Stored entries
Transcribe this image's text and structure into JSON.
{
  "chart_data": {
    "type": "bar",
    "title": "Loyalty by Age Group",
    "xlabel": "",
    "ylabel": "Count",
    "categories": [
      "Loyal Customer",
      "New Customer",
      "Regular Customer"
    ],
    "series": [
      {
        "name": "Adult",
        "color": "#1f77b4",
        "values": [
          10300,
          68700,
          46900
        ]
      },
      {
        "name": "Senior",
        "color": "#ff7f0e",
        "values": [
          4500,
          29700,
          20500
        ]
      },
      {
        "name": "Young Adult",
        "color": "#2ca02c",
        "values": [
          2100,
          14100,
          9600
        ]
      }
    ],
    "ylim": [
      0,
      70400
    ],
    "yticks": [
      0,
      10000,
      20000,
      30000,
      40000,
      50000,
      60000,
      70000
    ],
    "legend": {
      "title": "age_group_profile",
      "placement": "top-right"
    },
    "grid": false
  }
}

Your objective:
Return the material exactly as it stands.

Answer:
Transcribe this image's text and structure into JSON.
{
  "chart_data": {
    "type": "bar",
    "title": "Loyalty by Age Group",
    "xlabel": "",
    "ylabel": "Count",
    "categories": [
      "Loyal Customer",
      "New Customer",
      "Regular Customer"
    ],
    "series": [
      {
        "name": "Adult",
        "color": "#1f77b4",
        "values": [
          10300,
          68700,
          46900
        ]
      },
      {
        "name": "Senior",
        "color": "#ff7f0e",
        "values": [
          4500,
          29700,
          20500
        ]
      },
      {
        "name": "Young Adult",
        "color": "#2ca02c",
        "values": [
          2100,
          14100,
          9600
        ]
      }
    ],
    "ylim": [
      0,
      70400
    ],
    "yticks": [
      0,
      10000,
      20000,
      30000,
      40000,
      50000,
      60000,
      70000
    ],
    "legend": {
      "title": "age_group_profile",
      "placement": "top-right"
    },
    "grid": false
  }
}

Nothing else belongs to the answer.